» EXERCISE DETAILS
Scan the data below and pick out the lines containing the word "Production".

» A run of records
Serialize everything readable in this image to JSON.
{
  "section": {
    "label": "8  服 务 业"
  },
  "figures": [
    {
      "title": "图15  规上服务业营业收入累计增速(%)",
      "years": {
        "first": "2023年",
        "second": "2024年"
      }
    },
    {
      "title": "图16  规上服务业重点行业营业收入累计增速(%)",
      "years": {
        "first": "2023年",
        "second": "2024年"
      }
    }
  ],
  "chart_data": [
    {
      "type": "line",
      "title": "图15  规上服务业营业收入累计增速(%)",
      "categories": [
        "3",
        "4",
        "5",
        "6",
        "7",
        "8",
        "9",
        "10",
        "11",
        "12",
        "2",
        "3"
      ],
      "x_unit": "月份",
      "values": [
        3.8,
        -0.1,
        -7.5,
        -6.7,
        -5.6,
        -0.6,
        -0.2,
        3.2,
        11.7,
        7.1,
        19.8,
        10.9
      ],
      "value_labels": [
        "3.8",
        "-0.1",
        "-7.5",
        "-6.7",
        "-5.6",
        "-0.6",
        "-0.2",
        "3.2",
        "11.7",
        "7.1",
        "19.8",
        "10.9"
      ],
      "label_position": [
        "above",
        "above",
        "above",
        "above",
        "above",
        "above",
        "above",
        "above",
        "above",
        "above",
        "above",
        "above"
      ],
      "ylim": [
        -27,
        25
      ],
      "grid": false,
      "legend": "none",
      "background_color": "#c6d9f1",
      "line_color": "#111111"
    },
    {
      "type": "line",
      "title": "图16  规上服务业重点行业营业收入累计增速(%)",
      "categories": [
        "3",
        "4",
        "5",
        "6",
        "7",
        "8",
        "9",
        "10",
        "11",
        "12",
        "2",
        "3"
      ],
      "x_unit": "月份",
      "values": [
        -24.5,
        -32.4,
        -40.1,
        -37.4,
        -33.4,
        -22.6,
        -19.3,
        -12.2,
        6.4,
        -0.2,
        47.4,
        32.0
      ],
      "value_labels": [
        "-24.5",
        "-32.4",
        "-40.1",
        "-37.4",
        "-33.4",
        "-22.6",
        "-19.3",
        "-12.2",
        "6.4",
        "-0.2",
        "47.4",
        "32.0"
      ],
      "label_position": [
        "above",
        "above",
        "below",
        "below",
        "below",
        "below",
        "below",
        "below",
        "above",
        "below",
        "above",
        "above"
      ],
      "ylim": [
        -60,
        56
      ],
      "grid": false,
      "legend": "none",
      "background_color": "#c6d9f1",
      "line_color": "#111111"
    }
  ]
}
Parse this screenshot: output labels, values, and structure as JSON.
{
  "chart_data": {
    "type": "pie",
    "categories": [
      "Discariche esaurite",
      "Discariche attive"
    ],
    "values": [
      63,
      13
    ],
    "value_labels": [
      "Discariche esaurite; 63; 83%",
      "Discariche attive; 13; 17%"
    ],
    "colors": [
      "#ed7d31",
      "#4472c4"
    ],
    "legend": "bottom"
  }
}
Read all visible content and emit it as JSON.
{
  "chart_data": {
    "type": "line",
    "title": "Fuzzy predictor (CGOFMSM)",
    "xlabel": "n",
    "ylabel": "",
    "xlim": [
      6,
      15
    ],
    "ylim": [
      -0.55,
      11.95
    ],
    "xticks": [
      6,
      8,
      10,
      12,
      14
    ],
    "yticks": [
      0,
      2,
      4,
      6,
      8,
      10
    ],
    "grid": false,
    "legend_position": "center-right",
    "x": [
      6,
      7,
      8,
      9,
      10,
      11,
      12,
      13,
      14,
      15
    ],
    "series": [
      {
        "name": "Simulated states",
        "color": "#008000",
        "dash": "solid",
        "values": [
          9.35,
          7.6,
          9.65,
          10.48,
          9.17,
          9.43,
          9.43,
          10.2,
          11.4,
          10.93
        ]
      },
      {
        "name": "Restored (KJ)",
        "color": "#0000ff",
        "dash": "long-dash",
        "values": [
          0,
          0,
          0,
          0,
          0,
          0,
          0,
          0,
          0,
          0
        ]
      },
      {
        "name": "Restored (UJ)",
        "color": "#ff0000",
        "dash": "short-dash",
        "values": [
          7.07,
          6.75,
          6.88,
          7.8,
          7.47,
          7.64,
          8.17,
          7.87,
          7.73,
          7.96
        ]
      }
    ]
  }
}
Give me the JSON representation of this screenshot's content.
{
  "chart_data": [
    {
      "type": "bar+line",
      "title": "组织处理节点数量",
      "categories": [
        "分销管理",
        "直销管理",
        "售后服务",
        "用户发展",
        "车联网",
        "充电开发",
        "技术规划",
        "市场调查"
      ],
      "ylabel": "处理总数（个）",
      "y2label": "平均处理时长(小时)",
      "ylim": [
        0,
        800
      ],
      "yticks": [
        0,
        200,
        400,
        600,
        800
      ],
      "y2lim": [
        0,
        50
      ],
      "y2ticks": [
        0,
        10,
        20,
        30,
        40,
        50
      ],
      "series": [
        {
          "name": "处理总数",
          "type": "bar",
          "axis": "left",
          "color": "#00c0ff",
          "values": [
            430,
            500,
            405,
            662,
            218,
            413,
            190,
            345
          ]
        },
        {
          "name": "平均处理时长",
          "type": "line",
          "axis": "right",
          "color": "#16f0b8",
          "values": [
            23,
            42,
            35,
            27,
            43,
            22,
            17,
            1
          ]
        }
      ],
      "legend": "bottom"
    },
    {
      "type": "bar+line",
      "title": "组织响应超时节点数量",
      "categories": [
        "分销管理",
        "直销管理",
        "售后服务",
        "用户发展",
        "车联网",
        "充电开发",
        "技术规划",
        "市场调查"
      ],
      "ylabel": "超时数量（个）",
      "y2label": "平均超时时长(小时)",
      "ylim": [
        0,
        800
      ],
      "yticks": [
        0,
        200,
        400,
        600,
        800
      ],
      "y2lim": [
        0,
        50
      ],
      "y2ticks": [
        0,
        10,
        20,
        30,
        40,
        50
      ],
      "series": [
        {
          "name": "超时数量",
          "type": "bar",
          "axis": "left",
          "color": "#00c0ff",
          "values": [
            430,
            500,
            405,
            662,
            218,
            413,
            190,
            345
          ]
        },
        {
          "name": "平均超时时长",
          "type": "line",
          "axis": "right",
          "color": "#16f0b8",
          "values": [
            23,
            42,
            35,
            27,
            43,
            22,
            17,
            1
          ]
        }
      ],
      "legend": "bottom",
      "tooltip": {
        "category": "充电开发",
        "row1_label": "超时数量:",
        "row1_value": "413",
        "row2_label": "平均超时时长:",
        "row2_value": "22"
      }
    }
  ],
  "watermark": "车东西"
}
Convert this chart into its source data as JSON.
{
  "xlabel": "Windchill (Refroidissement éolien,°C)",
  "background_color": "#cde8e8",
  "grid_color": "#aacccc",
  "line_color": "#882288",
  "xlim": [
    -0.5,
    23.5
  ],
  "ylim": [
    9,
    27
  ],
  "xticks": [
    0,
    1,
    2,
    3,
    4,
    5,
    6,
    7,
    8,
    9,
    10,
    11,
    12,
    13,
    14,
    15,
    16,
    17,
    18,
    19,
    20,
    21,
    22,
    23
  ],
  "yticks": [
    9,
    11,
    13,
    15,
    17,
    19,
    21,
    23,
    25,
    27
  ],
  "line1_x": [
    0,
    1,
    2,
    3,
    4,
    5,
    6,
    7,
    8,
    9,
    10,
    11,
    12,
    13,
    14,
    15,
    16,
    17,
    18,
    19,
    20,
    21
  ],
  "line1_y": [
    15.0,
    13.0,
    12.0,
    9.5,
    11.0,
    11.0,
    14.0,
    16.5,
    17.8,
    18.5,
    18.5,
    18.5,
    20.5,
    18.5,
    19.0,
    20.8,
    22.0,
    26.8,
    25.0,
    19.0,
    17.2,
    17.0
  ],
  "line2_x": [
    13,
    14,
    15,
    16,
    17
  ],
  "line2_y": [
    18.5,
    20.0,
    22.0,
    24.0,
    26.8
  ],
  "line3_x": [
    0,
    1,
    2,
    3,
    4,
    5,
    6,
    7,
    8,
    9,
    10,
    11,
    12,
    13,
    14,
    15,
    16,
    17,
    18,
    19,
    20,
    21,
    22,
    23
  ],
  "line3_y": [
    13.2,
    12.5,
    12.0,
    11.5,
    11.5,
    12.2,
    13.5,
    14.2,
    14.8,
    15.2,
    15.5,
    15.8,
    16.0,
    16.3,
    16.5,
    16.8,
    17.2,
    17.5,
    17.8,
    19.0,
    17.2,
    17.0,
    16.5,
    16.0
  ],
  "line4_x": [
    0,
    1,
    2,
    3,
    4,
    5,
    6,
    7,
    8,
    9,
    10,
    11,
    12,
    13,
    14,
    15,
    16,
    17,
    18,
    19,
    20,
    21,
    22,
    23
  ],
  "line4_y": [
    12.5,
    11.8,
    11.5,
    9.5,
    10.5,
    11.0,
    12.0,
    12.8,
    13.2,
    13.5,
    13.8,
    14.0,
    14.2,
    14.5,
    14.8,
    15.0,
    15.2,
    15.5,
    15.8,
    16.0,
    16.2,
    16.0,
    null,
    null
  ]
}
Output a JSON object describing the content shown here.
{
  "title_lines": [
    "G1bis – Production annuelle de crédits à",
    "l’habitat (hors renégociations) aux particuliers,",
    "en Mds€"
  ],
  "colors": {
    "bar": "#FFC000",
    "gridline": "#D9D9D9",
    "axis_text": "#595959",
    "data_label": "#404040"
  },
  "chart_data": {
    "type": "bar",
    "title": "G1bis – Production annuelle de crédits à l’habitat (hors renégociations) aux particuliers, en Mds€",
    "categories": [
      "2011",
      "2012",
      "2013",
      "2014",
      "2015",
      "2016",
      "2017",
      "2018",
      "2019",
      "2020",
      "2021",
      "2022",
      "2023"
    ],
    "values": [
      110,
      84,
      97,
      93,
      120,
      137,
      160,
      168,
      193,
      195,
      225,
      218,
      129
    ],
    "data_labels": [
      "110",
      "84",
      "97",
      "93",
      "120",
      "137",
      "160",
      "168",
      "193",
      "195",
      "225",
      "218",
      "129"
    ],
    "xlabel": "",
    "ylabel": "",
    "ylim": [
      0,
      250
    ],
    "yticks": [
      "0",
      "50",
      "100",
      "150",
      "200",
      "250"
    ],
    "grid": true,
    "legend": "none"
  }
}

» EXERCISE RESPONSE
    "G1bis – Production annuelle de crédits à",
    "title": "G1bis – Production annuelle de crédits à l’habitat (hors renégociations) aux particuliers, en Mds€",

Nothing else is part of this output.